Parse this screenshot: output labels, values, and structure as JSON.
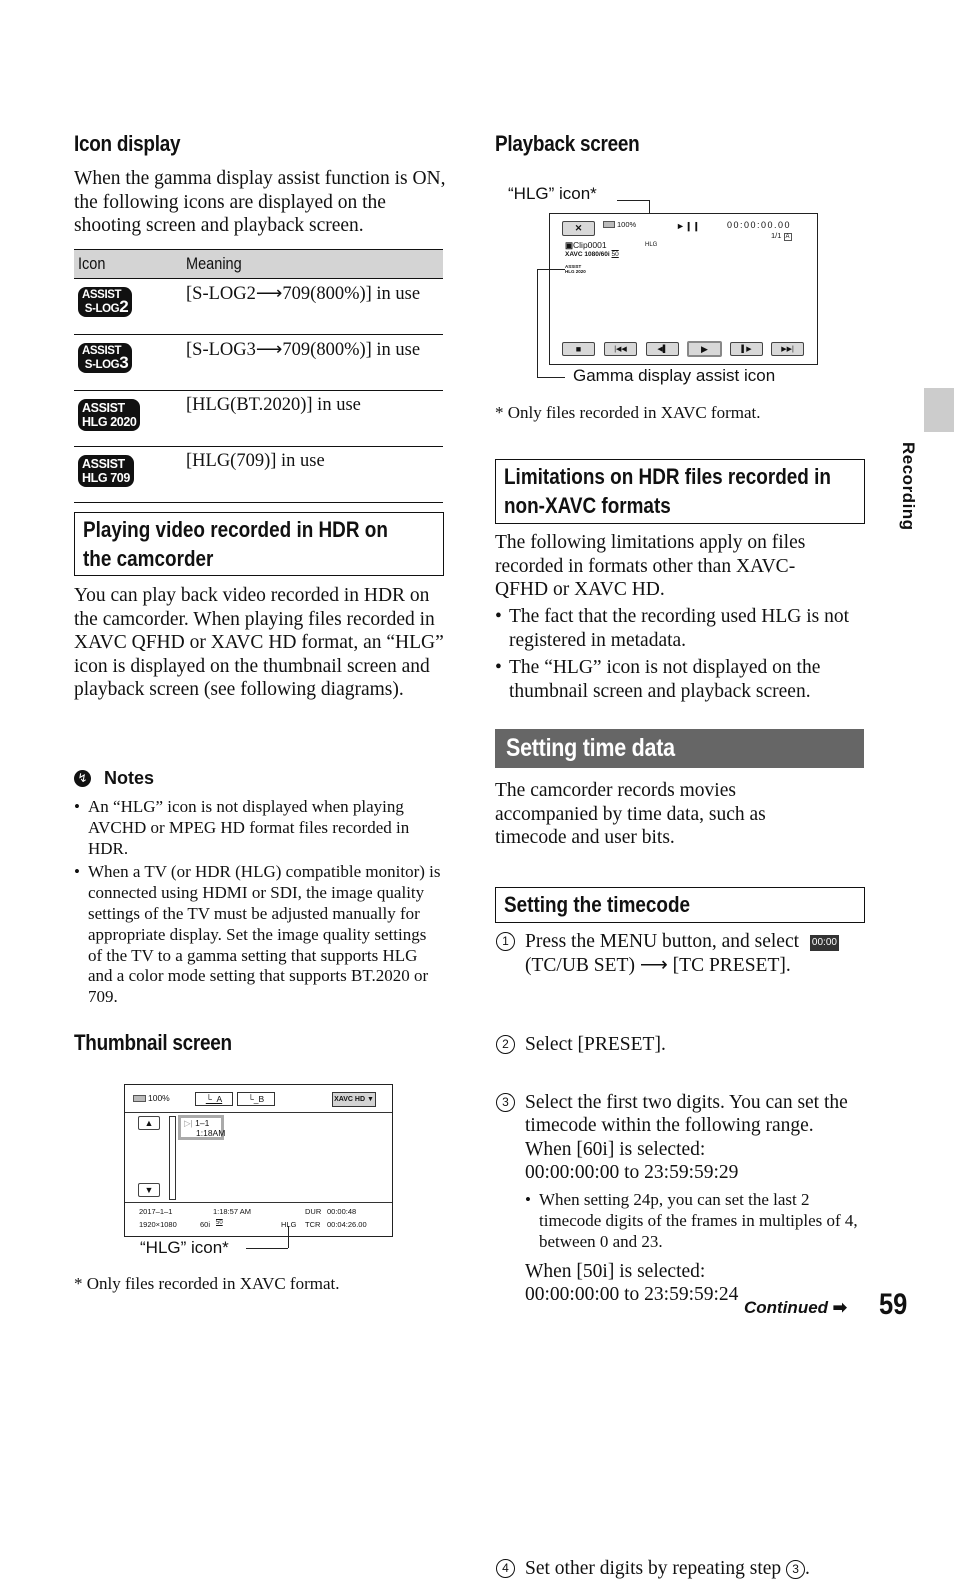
{
  "page": {
    "number": "59",
    "continued": "Continued",
    "side_tab": "Recording"
  },
  "icon_display": {
    "heading": "Icon display",
    "intro": "When the gamma display assist function is ON, the following icons are displayed on the shooting screen and playback screen.",
    "table": {
      "headers": [
        "Icon",
        "Meaning"
      ],
      "rows": [
        {
          "icon_top": "ASSIST",
          "icon_bottom": "S-LOG",
          "icon_num": "2",
          "meaning": "[S-LOG2⟶709(800%)] in use"
        },
        {
          "icon_top": "ASSIST",
          "icon_bottom": "S-LOG",
          "icon_num": "3",
          "meaning": "[S-LOG3⟶709(800%)] in use"
        },
        {
          "icon_top": "ASSIST",
          "icon_bottom": "HLG 2020",
          "icon_num": "",
          "meaning": "[HLG(BT.2020)] in use"
        },
        {
          "icon_top": "ASSIST",
          "icon_bottom": "HLG 709",
          "icon_num": "",
          "meaning": "[HLG(709)] in use"
        }
      ]
    }
  },
  "playing_hdr": {
    "heading_line1": "Playing video recorded in HDR on",
    "heading_line2": "the camcorder",
    "body": "You can play back video recorded in HDR on the camcorder. When playing files recorded in XAVC QFHD or XAVC HD format, an “HLG” icon is displayed on the thumbnail screen and playback screen (see following diagrams).",
    "notes_title": "Notes",
    "notes": [
      "An “HLG” icon is not displayed when playing AVCHD or MPEG HD format files recorded in HDR.",
      "When a TV (or HDR (HLG) compatible monitor) is connected using HDMI or SDI, the image quality settings of the TV must be adjusted manually for appropriate display. Set the image quality settings of the TV to a gamma setting that supports HLG and a color mode setting that supports BT.2020 or 709."
    ]
  },
  "thumbnail_screen": {
    "heading": "Thumbnail screen",
    "battery": "100%",
    "tab_a": "A",
    "tab_b": "B",
    "format_select": "XAVC HD",
    "thumb_clip": "1–1",
    "thumb_time": "1:18AM",
    "date": "2017–1–1",
    "time": "1:18:57 AM",
    "dur_label": "DUR",
    "dur_value": "00:00:48",
    "resolution": "1920×1080",
    "frame_rate": "60i",
    "rate_badge": "50",
    "hlg": "HLG",
    "tcr_label": "TCR",
    "tcr_value": "00:04:26.00",
    "callout": "“HLG” icon*",
    "footnote": "* Only files recorded in XAVC format."
  },
  "playback_screen": {
    "heading": "Playback screen",
    "callout_hlg": "“HLG” icon*",
    "callout_gamma": "Gamma display assist icon",
    "battery": "100%",
    "play_pause": "►❙❙",
    "timecode": "00:00:00.00",
    "counter": "1/1",
    "hlg": "HLG",
    "clip": "Clip0001",
    "format": "XAVC 1080/60i",
    "rate_badge": "50",
    "assist_mini_top": "ASSIST",
    "assist_mini_bottom": "HLG 2020",
    "controls": [
      "stop",
      "previous",
      "frame-back",
      "play",
      "frame-forward",
      "next"
    ],
    "footnote": "* Only files recorded in XAVC format."
  },
  "limitations": {
    "heading_line1": "Limitations on HDR files recorded in",
    "heading_line2": "non-XAVC formats",
    "body": "The following limitations apply on files recorded in formats other than XAVC-QFHD or XAVC HD.",
    "bullets": [
      "The fact that the recording used HLG is not registered in metadata.",
      "The “HLG” icon is not displayed on the thumbnail screen and playback screen."
    ]
  },
  "time_data": {
    "heading": "Setting time data",
    "body": "The camcorder records movies accompanied by time data, such as timecode and user bits.",
    "sub_heading": "Setting the timecode",
    "menu_icon": "00:00",
    "steps": [
      {
        "num": "1",
        "text_a": "Press the MENU button, and select",
        "text_b": "(TC/UB SET) ⟶ [TC PRESET]."
      },
      {
        "num": "2",
        "text": "Select [PRESET]."
      },
      {
        "num": "3",
        "text": "Select the first two digits. You can set the timecode within the following range.",
        "range_60_label": "When [60i] is selected:",
        "range_60": "00:00:00:00 to 23:59:59:29",
        "note": "When setting 24p, you can set the last 2 timecode digits of the frames in multiples of 4, between 0 and 23.",
        "range_50_label": "When [50i] is selected:",
        "range_50": "00:00:00:00 to 23:59:59:24"
      },
      {
        "num": "4",
        "text": "Set other digits by repeating step",
        "ref": "3"
      }
    ]
  }
}
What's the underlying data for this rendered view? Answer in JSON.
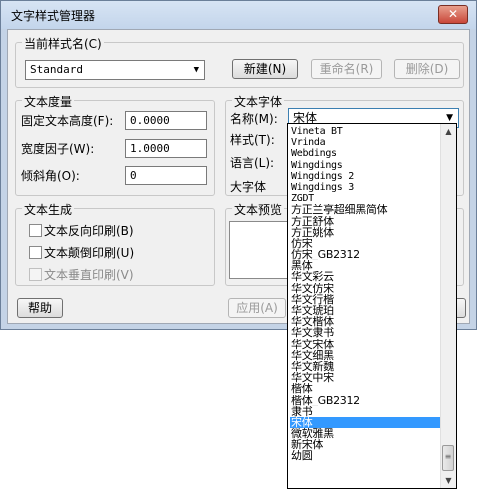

> _Problem description_
Skip every picture and transcribe the data above exactly.

> _Result of the task_
Parse this screenshot: output labels, values, and structure as JSON.
{
  "page": {
    "number": "59",
    "continued": "Continued",
    "side_tab": "Recording"
  },
  "icon_display": {
    "heading": "Icon display",
    "intro": "When the gamma display assist function is ON, the following icons are displayed on the shooting screen and playback screen.",
    "table": {
      "headers": [
        "Icon",
        "Meaning"
      ],
      "rows": [
        {
          "icon_top": "ASSIST",
          "icon_bottom": "S-LOG",
          "icon_num": "2",
          "meaning": "[S-LOG2⟶709(800%)] in use"
        },
        {
          "icon_top": "ASSIST",
          "icon_bottom": "S-LOG",
          "icon_num": "3",
          "meaning": "[S-LOG3⟶709(800%)] in use"
        },
        {
          "icon_top": "ASSIST",
          "icon_bottom": "HLG 2020",
          "icon_num": "",
          "meaning": "[HLG(BT.2020)] in use"
        },
        {
          "icon_top": "ASSIST",
          "icon_bottom": "HLG 709",
          "icon_num": "",
          "meaning": "[HLG(709)] in use"
        }
      ]
    }
  },
  "playing_hdr": {
    "heading_line1": "Playing video recorded in HDR on",
    "heading_line2": "the camcorder",
    "body": "You can play back video recorded in HDR on the camcorder. When playing files recorded in XAVC QFHD or XAVC HD format, an “HLG” icon is displayed on the thumbnail screen and playback screen (see following diagrams).",
    "notes_title": "Notes",
    "notes": [
      "An “HLG” icon is not displayed when playing AVCHD or MPEG HD format files recorded in HDR.",
      "When a TV (or HDR (HLG) compatible monitor) is connected using HDMI or SDI, the image quality settings of the TV must be adjusted manually for appropriate display. Set the image quality settings of the TV to a gamma setting that supports HLG and a color mode setting that supports BT.2020 or 709."
    ]
  },
  "thumbnail_screen": {
    "heading": "Thumbnail screen",
    "battery": "100%",
    "tab_a": "A",
    "tab_b": "B",
    "format_select": "XAVC HD",
    "thumb_clip": "1–1",
    "thumb_time": "1:18AM",
    "date": "2017–1–1",
    "time": "1:18:57 AM",
    "dur_label": "DUR",
    "dur_value": "00:00:48",
    "resolution": "1920×1080",
    "frame_rate": "60i",
    "rate_badge": "50",
    "hlg": "HLG",
    "tcr_label": "TCR",
    "tcr_value": "00:04:26.00",
    "callout": "“HLG” icon*",
    "footnote": "* Only files recorded in XAVC format."
  },
  "playback_screen": {
    "heading": "Playback screen",
    "callout_hlg": "“HLG” icon*",
    "callout_gamma": "Gamma display assist icon",
    "battery": "100%",
    "play_pause": "►❙❙",
    "timecode": "00:00:00.00",
    "counter": "1/1",
    "hlg": "HLG",
    "clip": "Clip0001",
    "format": "XAVC 1080/60i",
    "rate_badge": "50",
    "assist_mini_top": "ASSIST",
    "assist_mini_bottom": "HLG 2020",
    "controls": [
      "stop",
      "previous",
      "frame-back",
      "play",
      "frame-forward",
      "next"
    ],
    "footnote": "* Only files recorded in XAVC format."
  },
  "limitations": {
    "heading_line1": "Limitations on HDR files recorded in",
    "heading_line2": "non-XAVC formats",
    "body": "The following limitations apply on files recorded in formats other than XAVC-QFHD or XAVC HD.",
    "bullets": [
      "The fact that the recording used HLG is not registered in metadata.",
      "The “HLG” icon is not displayed on the thumbnail screen and playback screen."
    ]
  },
  "time_data": {
    "heading": "Setting time data",
    "body": "The camcorder records movies accompanied by time data, such as timecode and user bits.",
    "sub_heading": "Setting the timecode",
    "menu_icon": "00:00",
    "steps": [
      {
        "num": "1",
        "text_a": "Press the MENU button, and select",
        "text_b": "(TC/UB SET) ⟶ [TC PRESET]."
      },
      {
        "num": "2",
        "text": "Select [PRESET]."
      },
      {
        "num": "3",
        "text": "Select the first two digits. You can set the timecode within the following range.",
        "range_60_label": "When [60i] is selected:",
        "range_60": "00:00:00:00 to 23:59:59:29",
        "note": "When setting 24p, you can set the last 2 timecode digits of the frames in multiples of 4, between 0 and 23.",
        "range_50_label": "When [50i] is selected:",
        "range_50": "00:00:00:00 to 23:59:59:24"
      },
      {
        "num": "4",
        "text": "Set other digits by repeating step",
        "ref": "3"
      }
    ]
  }
}
What's the underlying data for this rendered view? Answer in JSON.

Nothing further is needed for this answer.